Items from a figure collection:
━━━━━━

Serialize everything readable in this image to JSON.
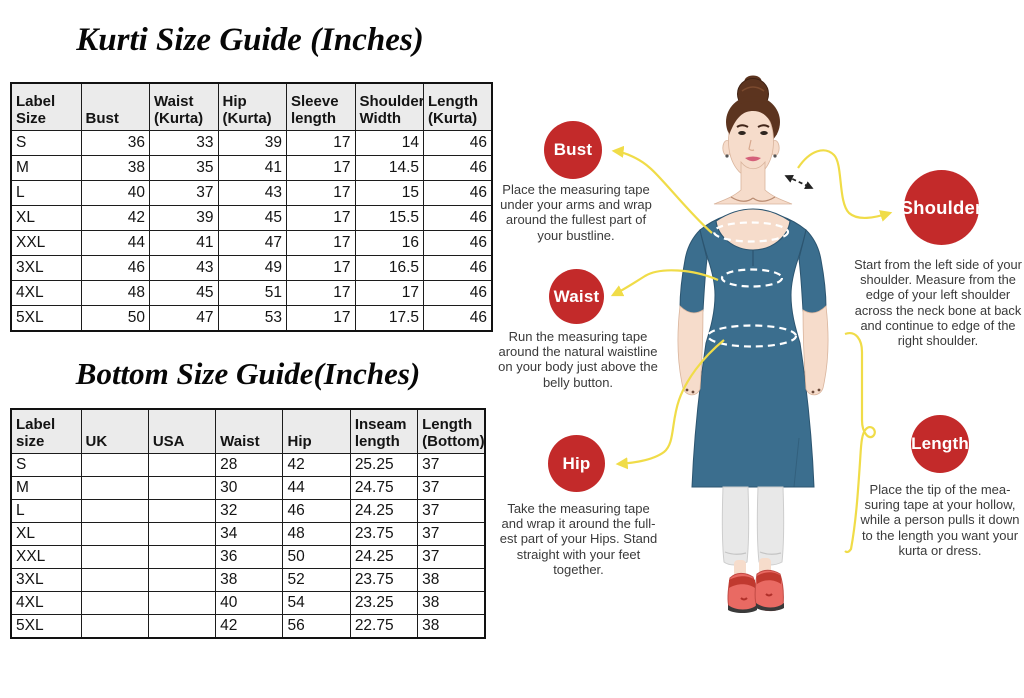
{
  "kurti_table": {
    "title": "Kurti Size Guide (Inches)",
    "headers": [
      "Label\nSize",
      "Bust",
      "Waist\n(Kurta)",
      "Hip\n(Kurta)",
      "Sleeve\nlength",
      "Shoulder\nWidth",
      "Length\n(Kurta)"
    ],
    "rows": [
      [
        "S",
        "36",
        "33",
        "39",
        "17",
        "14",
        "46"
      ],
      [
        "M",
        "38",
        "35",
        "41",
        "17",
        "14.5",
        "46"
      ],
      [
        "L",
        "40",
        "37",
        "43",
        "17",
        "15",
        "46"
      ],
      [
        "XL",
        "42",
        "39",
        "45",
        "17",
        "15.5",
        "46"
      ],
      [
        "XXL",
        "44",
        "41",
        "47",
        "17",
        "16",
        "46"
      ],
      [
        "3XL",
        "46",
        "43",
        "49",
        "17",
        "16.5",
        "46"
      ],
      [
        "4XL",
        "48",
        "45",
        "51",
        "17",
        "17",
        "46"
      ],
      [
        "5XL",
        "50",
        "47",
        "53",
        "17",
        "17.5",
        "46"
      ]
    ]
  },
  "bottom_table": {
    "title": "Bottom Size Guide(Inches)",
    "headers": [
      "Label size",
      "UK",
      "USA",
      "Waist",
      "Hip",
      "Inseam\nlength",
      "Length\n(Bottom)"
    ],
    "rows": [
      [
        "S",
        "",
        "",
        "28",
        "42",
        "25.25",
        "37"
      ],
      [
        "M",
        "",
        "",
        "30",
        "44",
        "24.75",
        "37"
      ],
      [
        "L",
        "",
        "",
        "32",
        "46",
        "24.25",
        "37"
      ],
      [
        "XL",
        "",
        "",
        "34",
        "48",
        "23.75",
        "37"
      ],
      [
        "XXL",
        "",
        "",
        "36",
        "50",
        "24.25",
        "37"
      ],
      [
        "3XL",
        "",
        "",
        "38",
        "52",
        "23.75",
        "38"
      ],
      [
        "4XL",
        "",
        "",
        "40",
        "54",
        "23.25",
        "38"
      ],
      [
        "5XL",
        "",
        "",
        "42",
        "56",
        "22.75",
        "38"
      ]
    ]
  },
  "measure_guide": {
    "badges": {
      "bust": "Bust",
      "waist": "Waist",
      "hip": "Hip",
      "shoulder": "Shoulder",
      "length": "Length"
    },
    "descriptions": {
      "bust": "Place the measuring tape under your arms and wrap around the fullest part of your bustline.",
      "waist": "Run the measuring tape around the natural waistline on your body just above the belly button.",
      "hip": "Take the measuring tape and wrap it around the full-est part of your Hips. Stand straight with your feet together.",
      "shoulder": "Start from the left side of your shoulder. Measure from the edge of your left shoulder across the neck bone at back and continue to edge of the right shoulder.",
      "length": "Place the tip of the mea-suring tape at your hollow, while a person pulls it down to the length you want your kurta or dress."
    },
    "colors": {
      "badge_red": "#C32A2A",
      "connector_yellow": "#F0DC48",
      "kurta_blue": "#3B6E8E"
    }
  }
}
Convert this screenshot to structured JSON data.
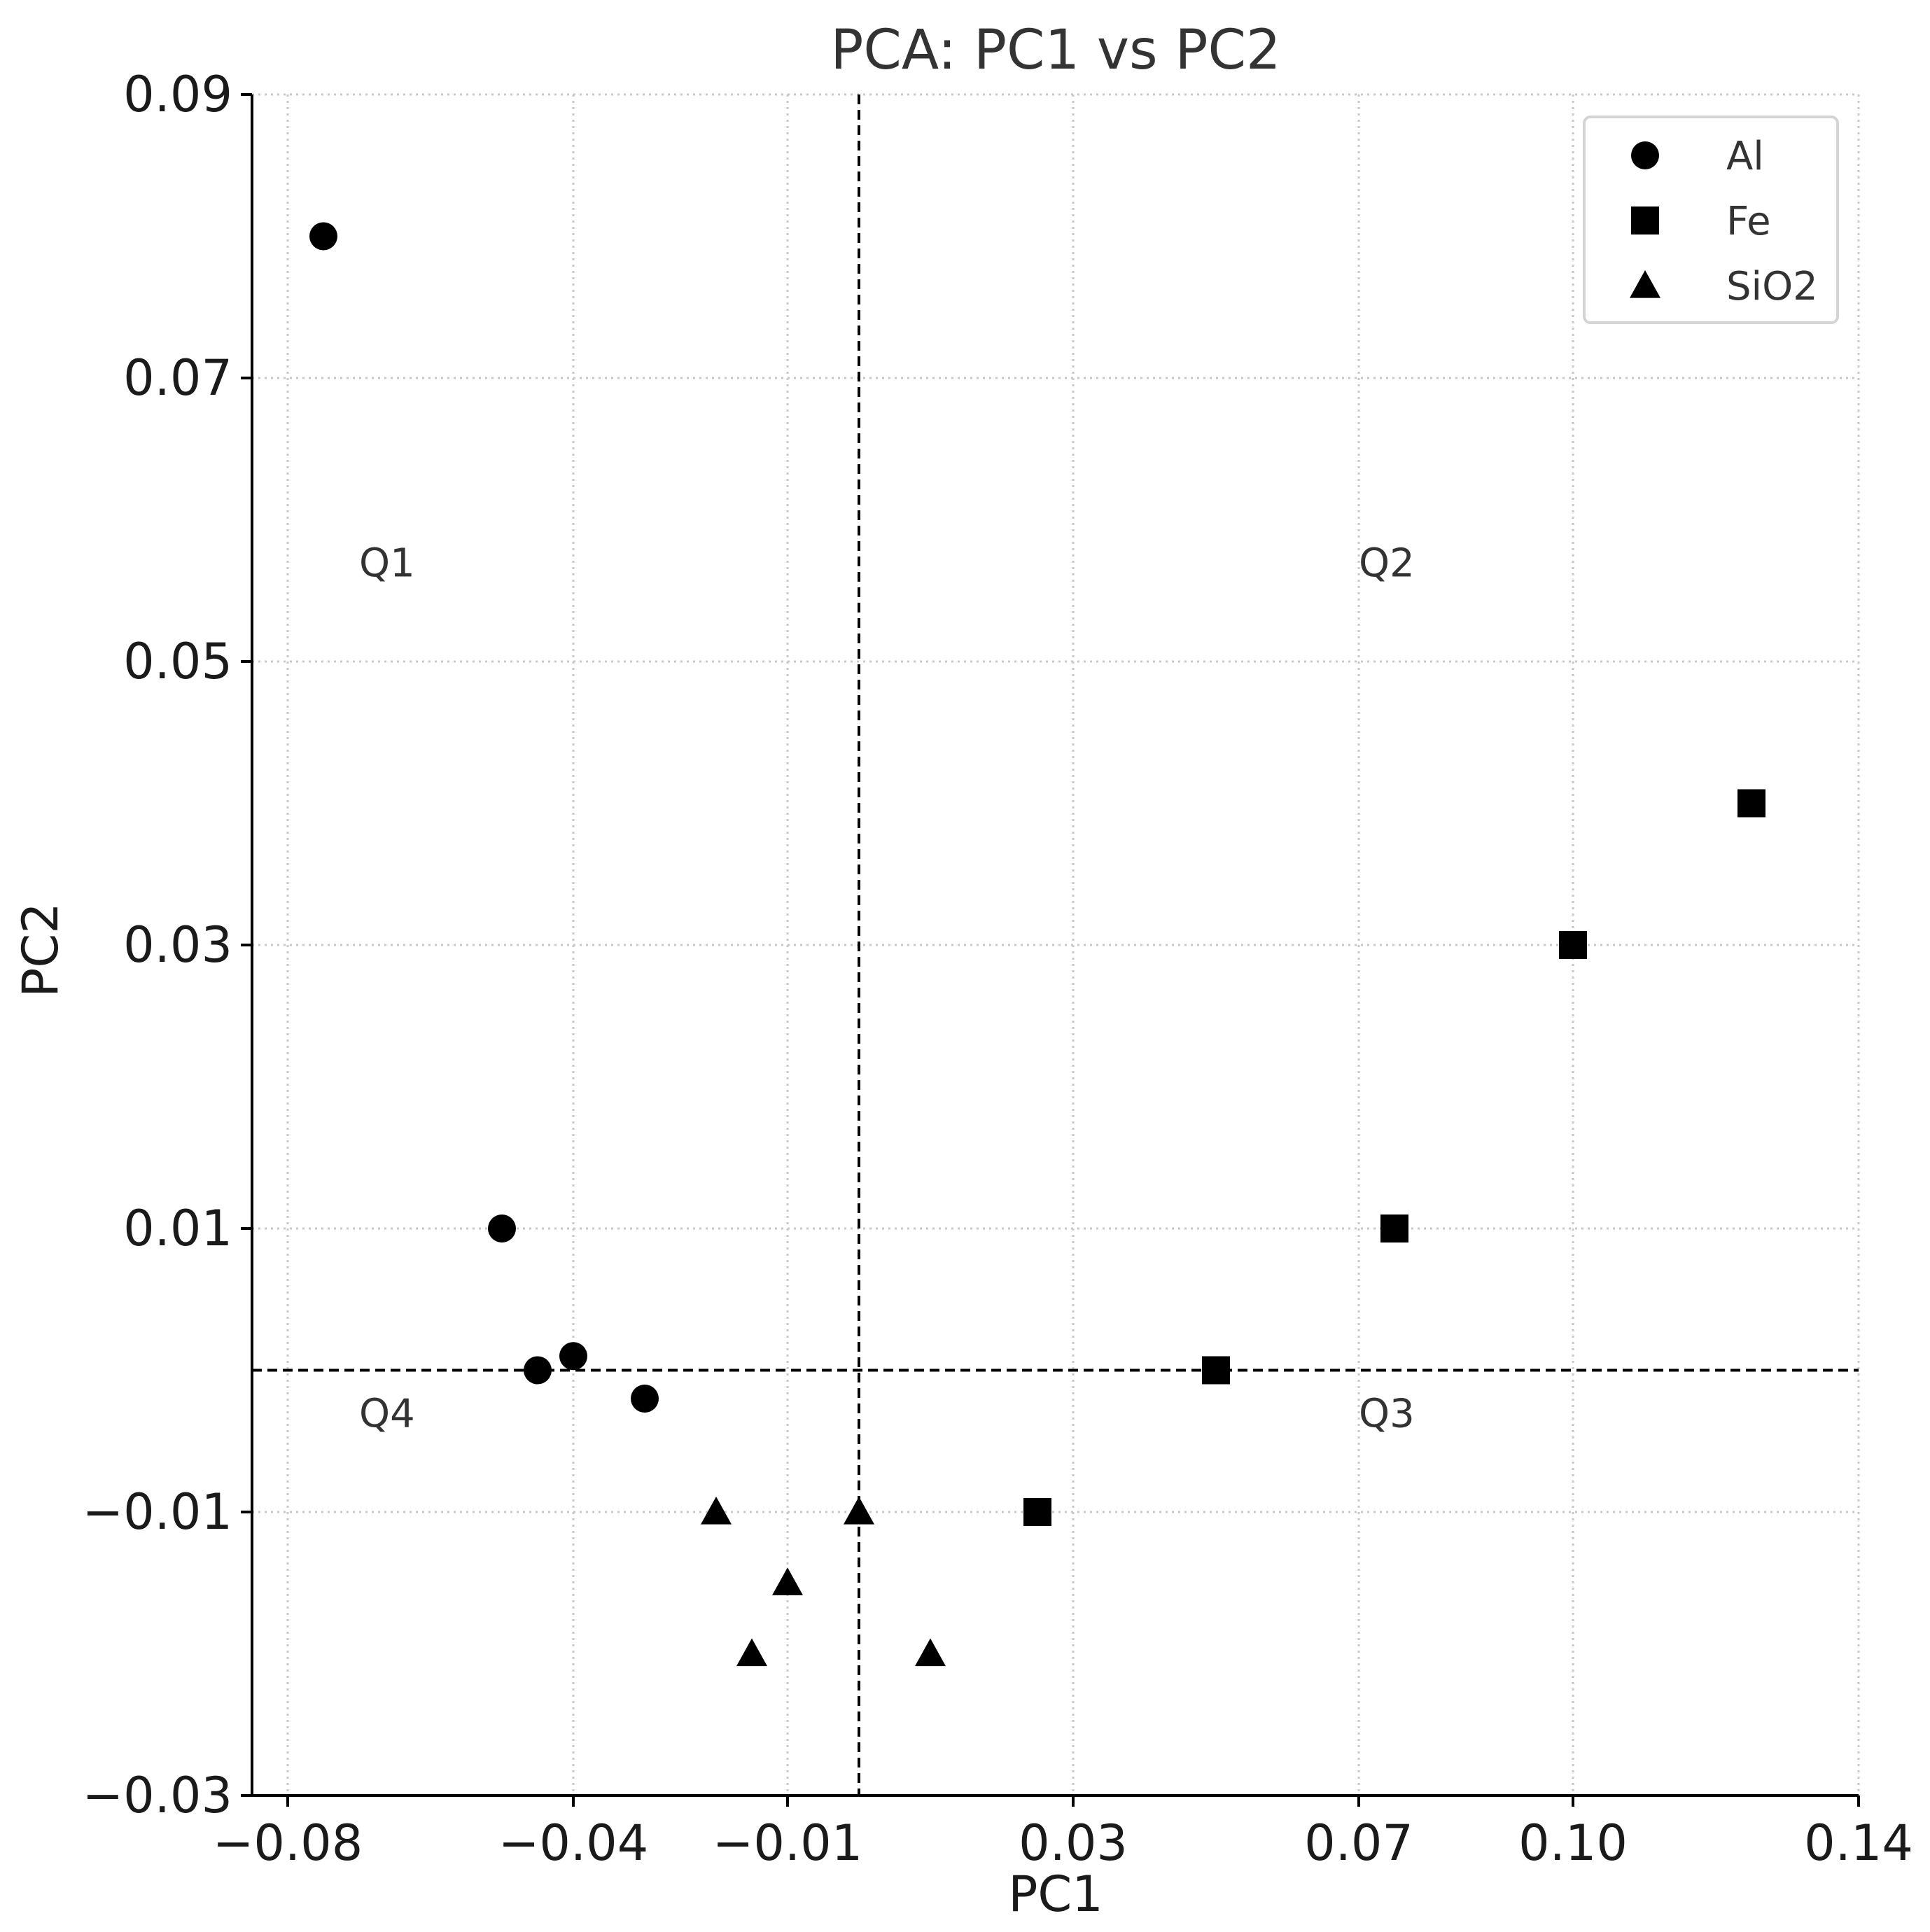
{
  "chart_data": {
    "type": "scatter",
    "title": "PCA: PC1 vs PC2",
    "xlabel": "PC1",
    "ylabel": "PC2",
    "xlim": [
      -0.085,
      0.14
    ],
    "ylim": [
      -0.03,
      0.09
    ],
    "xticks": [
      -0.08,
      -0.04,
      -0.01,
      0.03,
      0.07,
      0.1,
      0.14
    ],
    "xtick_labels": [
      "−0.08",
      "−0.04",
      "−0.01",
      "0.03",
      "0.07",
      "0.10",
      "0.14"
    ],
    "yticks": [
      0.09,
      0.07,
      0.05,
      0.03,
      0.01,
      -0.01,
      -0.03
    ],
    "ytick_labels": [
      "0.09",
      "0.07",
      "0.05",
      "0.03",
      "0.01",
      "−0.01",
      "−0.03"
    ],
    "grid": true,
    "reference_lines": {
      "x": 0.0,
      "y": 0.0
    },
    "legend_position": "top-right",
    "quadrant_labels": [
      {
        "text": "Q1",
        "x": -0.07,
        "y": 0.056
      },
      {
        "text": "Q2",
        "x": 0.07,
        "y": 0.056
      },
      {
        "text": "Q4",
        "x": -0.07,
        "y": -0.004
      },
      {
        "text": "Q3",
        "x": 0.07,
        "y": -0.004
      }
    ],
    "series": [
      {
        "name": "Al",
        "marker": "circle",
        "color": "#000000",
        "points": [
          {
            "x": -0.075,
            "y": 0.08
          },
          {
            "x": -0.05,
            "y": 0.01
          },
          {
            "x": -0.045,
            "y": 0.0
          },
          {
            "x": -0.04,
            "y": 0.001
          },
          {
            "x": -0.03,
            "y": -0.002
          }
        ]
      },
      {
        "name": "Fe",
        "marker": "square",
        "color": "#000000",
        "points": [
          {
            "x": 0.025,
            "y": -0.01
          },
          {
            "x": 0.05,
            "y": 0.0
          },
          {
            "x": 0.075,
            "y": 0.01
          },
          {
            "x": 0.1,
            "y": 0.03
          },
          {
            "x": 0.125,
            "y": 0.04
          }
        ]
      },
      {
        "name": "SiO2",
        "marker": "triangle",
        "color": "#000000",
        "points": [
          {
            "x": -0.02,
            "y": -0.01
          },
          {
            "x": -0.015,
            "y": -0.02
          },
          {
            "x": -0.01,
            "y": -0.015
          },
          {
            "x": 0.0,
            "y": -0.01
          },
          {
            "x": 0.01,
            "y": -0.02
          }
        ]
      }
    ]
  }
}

━━━━━━

Task to complete: Print every record above exactly as written, leaving out the pictures.

Response to this task:
Serialize everything readable in this image to JSON.
{
  "kurti_table": {
    "title": "Kurti Size Guide (Inches)",
    "headers": [
      "Label\nSize",
      "Bust",
      "Waist\n(Kurta)",
      "Hip\n(Kurta)",
      "Sleeve\nlength",
      "Shoulder\nWidth",
      "Length\n(Kurta)"
    ],
    "rows": [
      [
        "S",
        "36",
        "33",
        "39",
        "17",
        "14",
        "46"
      ],
      [
        "M",
        "38",
        "35",
        "41",
        "17",
        "14.5",
        "46"
      ],
      [
        "L",
        "40",
        "37",
        "43",
        "17",
        "15",
        "46"
      ],
      [
        "XL",
        "42",
        "39",
        "45",
        "17",
        "15.5",
        "46"
      ],
      [
        "XXL",
        "44",
        "41",
        "47",
        "17",
        "16",
        "46"
      ],
      [
        "3XL",
        "46",
        "43",
        "49",
        "17",
        "16.5",
        "46"
      ],
      [
        "4XL",
        "48",
        "45",
        "51",
        "17",
        "17",
        "46"
      ],
      [
        "5XL",
        "50",
        "47",
        "53",
        "17",
        "17.5",
        "46"
      ]
    ]
  },
  "bottom_table": {
    "title": "Bottom Size Guide(Inches)",
    "headers": [
      "Label size",
      "UK",
      "USA",
      "Waist",
      "Hip",
      "Inseam\nlength",
      "Length\n(Bottom)"
    ],
    "rows": [
      [
        "S",
        "",
        "",
        "28",
        "42",
        "25.25",
        "37"
      ],
      [
        "M",
        "",
        "",
        "30",
        "44",
        "24.75",
        "37"
      ],
      [
        "L",
        "",
        "",
        "32",
        "46",
        "24.25",
        "37"
      ],
      [
        "XL",
        "",
        "",
        "34",
        "48",
        "23.75",
        "37"
      ],
      [
        "XXL",
        "",
        "",
        "36",
        "50",
        "24.25",
        "37"
      ],
      [
        "3XL",
        "",
        "",
        "38",
        "52",
        "23.75",
        "38"
      ],
      [
        "4XL",
        "",
        "",
        "40",
        "54",
        "23.25",
        "38"
      ],
      [
        "5XL",
        "",
        "",
        "42",
        "56",
        "22.75",
        "38"
      ]
    ]
  },
  "measure_guide": {
    "badges": {
      "bust": "Bust",
      "waist": "Waist",
      "hip": "Hip",
      "shoulder": "Shoulder",
      "length": "Length"
    },
    "descriptions": {
      "bust": "Place the measuring tape under your arms and wrap around the fullest part of your bustline.",
      "waist": "Run the measuring tape around the natural waistline on your body just above the belly button.",
      "hip": "Take the measuring tape and wrap it around the full-est part of your Hips. Stand straight with your feet together.",
      "shoulder": "Start from the left side of your shoulder. Measure from the edge of your left shoulder across the neck bone at back and continue to edge of the right shoulder.",
      "length": "Place the tip of the mea-suring tape at your hollow, while a person pulls it down to the length you want your kurta or dress."
    },
    "colors": {
      "badge_red": "#C32A2A",
      "connector_yellow": "#F0DC48",
      "kurta_blue": "#3B6E8E"
    }
  }
}
Convert this screenshot to structured JSON data.
{
  "chart_data": {
    "type": "scatter",
    "title": "PCA: PC1 vs PC2",
    "xlabel": "PC1",
    "ylabel": "PC2",
    "xlim": [
      -0.085,
      0.14
    ],
    "ylim": [
      -0.03,
      0.09
    ],
    "xticks": [
      -0.08,
      -0.04,
      -0.01,
      0.03,
      0.07,
      0.1,
      0.14
    ],
    "xtick_labels": [
      "−0.08",
      "−0.04",
      "−0.01",
      "0.03",
      "0.07",
      "0.10",
      "0.14"
    ],
    "yticks": [
      0.09,
      0.07,
      0.05,
      0.03,
      0.01,
      -0.01,
      -0.03
    ],
    "ytick_labels": [
      "0.09",
      "0.07",
      "0.05",
      "0.03",
      "0.01",
      "−0.01",
      "−0.03"
    ],
    "grid": true,
    "reference_lines": {
      "x": 0.0,
      "y": 0.0
    },
    "legend_position": "top-right",
    "quadrant_labels": [
      {
        "text": "Q1",
        "x": -0.07,
        "y": 0.056
      },
      {
        "text": "Q2",
        "x": 0.07,
        "y": 0.056
      },
      {
        "text": "Q4",
        "x": -0.07,
        "y": -0.004
      },
      {
        "text": "Q3",
        "x": 0.07,
        "y": -0.004
      }
    ],
    "series": [
      {
        "name": "Al",
        "marker": "circle",
        "color": "#000000",
        "points": [
          {
            "x": -0.075,
            "y": 0.08
          },
          {
            "x": -0.05,
            "y": 0.01
          },
          {
            "x": -0.045,
            "y": 0.0
          },
          {
            "x": -0.04,
            "y": 0.001
          },
          {
            "x": -0.03,
            "y": -0.002
          }
        ]
      },
      {
        "name": "Fe",
        "marker": "square",
        "color": "#000000",
        "points": [
          {
            "x": 0.025,
            "y": -0.01
          },
          {
            "x": 0.05,
            "y": 0.0
          },
          {
            "x": 0.075,
            "y": 0.01
          },
          {
            "x": 0.1,
            "y": 0.03
          },
          {
            "x": 0.125,
            "y": 0.04
          }
        ]
      },
      {
        "name": "SiO2",
        "marker": "triangle",
        "color": "#000000",
        "points": [
          {
            "x": -0.02,
            "y": -0.01
          },
          {
            "x": -0.015,
            "y": -0.02
          },
          {
            "x": -0.01,
            "y": -0.015
          },
          {
            "x": 0.0,
            "y": -0.01
          },
          {
            "x": 0.01,
            "y": -0.02
          }
        ]
      }
    ]
  }
}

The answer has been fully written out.